-- Task directions --
Look through the listing and locate every line containing the word "text"; copy those lines.

— START Dataset extract —

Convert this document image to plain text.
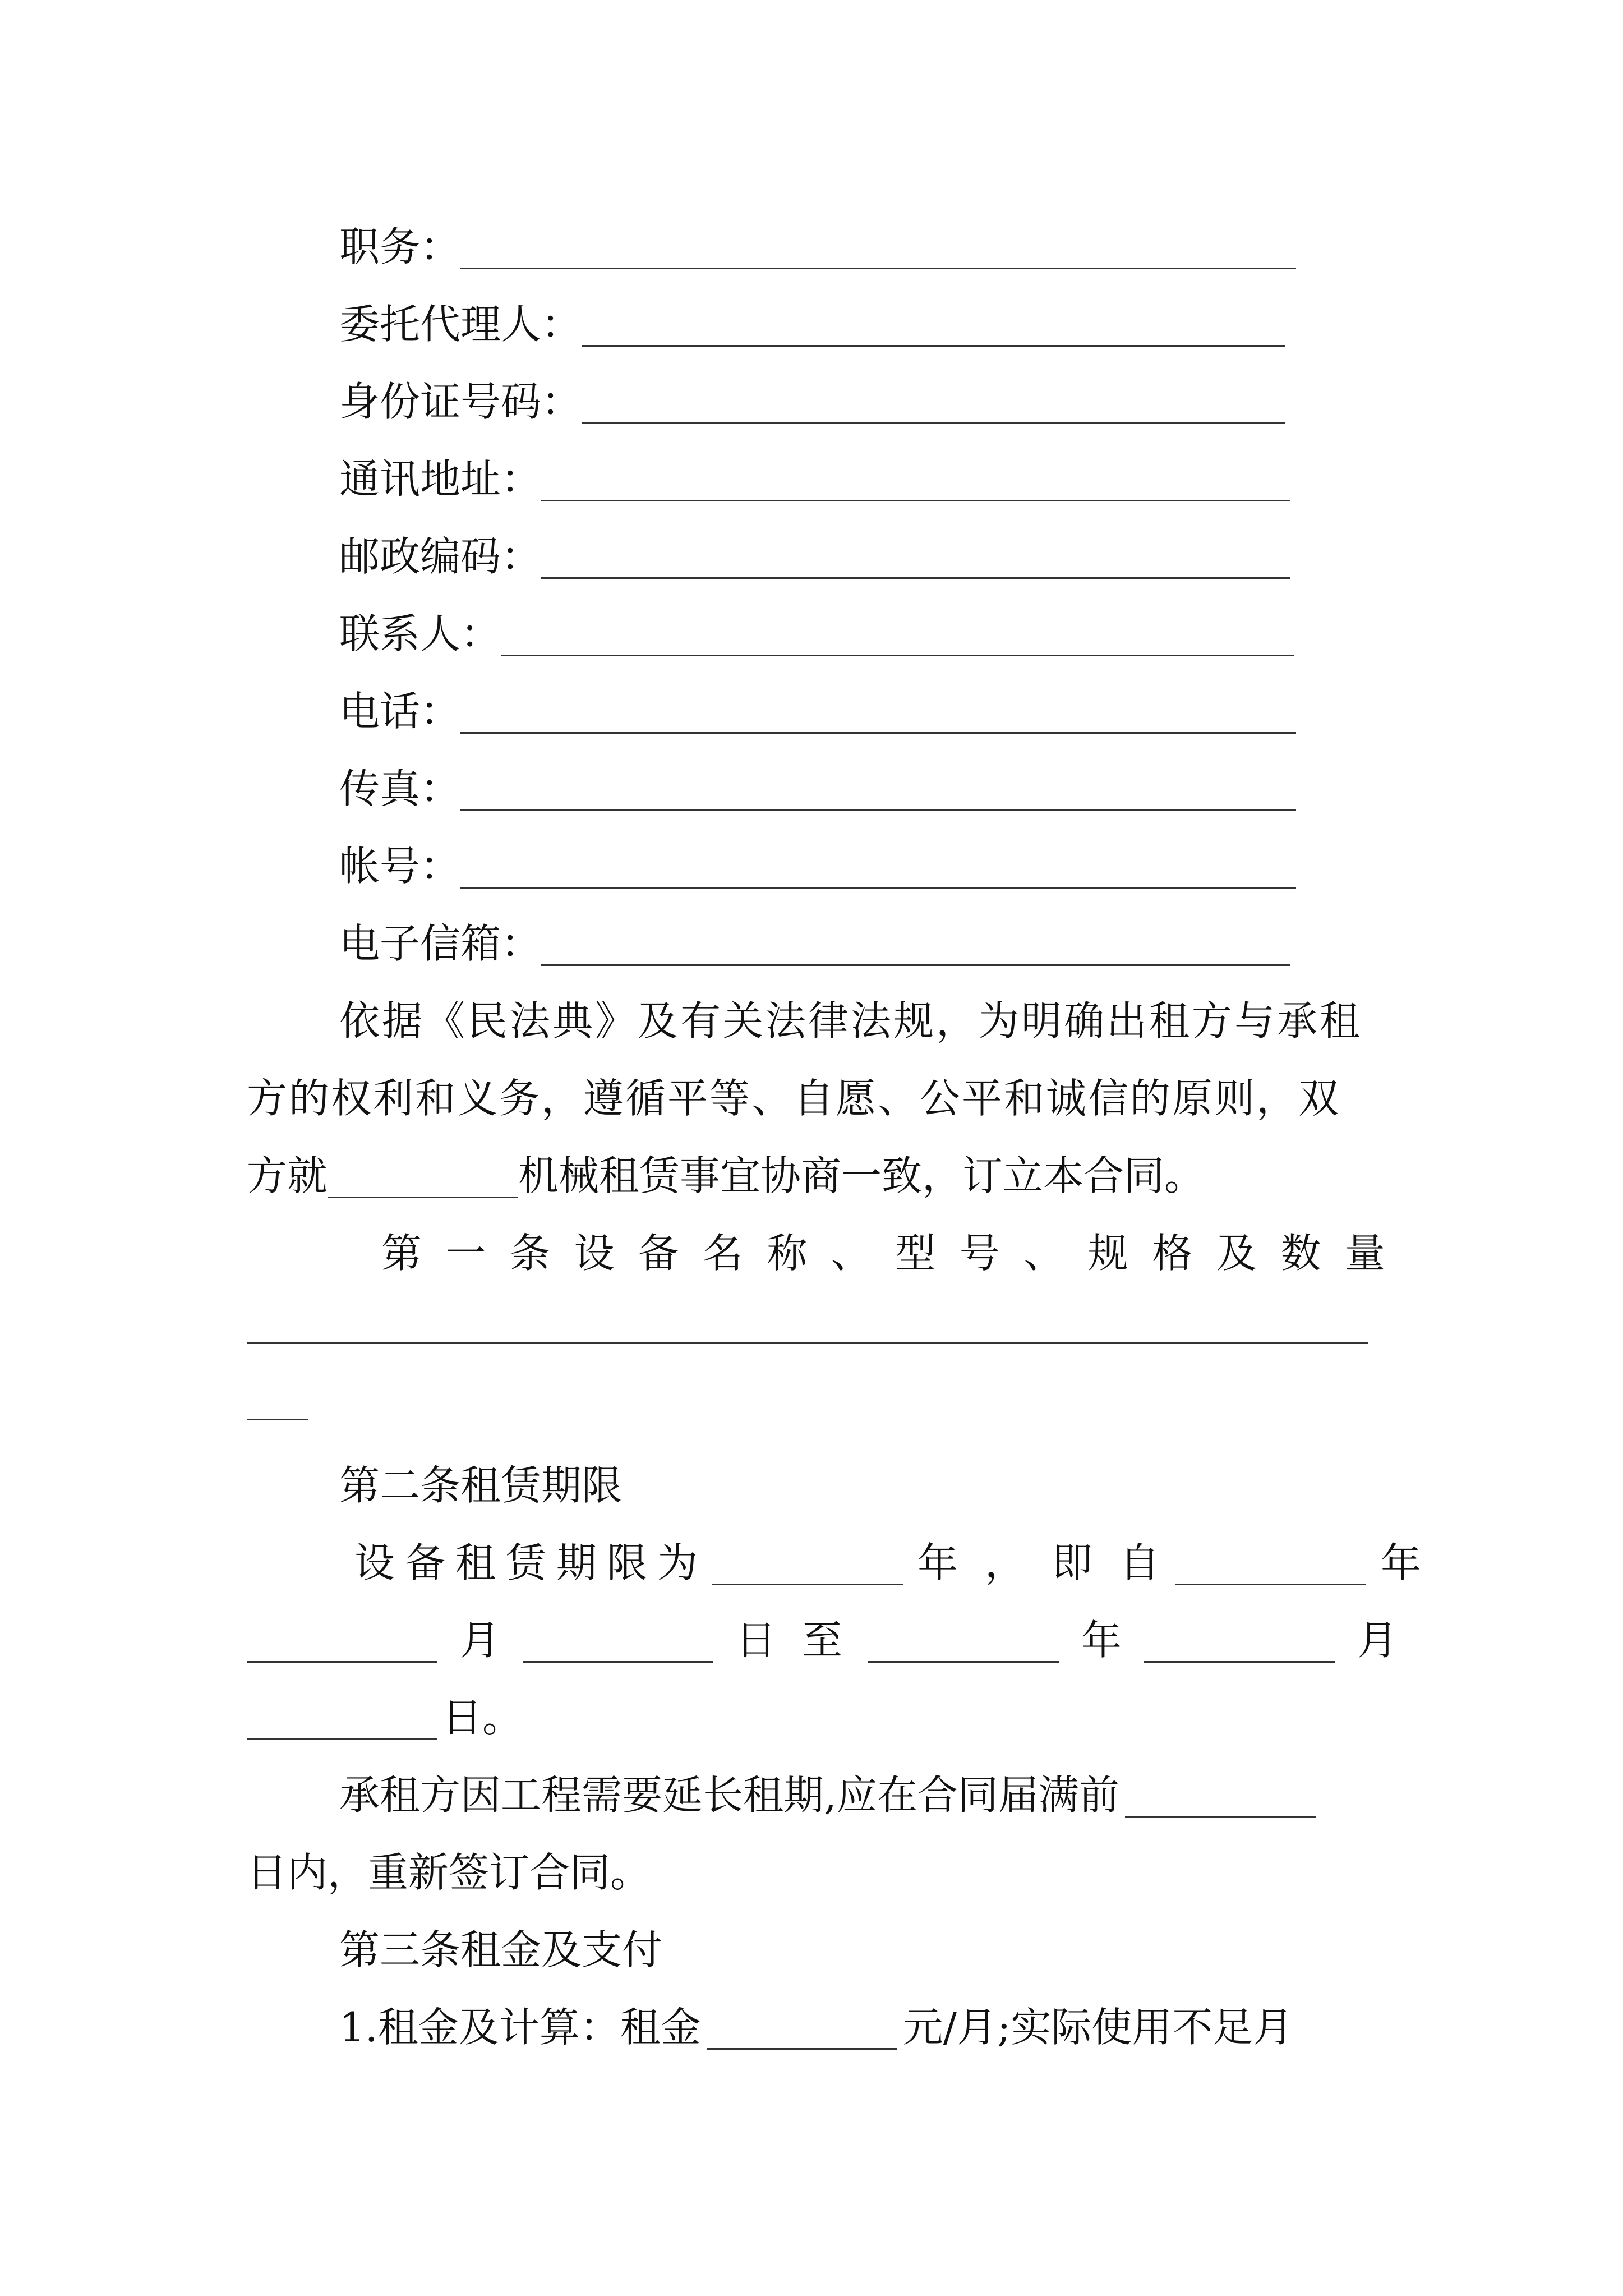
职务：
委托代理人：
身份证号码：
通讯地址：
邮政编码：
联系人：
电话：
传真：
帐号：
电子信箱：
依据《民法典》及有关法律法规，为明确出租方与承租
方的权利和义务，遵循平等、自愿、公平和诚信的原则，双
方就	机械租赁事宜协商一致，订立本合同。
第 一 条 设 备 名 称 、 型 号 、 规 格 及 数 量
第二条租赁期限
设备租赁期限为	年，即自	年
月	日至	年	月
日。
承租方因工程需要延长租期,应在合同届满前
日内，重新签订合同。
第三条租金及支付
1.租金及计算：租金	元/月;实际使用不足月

— END Dataset extract —
— START Dataset extract —

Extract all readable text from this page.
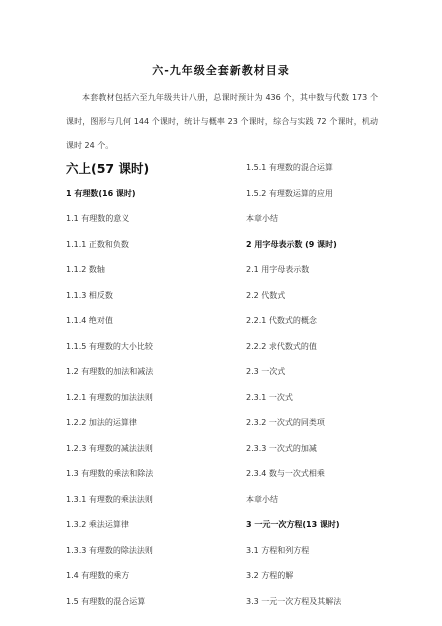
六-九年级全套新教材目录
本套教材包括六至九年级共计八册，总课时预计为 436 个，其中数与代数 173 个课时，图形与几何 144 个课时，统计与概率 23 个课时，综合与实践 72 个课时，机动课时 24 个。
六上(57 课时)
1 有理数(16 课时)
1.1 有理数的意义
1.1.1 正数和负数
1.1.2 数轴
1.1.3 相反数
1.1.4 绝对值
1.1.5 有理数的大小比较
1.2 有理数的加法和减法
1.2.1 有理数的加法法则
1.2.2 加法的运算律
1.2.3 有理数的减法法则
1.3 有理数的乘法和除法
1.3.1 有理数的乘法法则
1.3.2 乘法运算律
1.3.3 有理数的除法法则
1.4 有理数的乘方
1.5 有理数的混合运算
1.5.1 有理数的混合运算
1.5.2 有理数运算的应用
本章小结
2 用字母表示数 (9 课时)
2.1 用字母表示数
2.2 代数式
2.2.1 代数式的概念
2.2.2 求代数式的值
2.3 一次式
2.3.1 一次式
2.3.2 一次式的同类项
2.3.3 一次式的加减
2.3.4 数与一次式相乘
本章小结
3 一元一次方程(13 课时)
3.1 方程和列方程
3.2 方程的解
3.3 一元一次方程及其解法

— END Dataset extract —

-- Task result --
Convert this document image to plain text.
Extract all readable text from this page.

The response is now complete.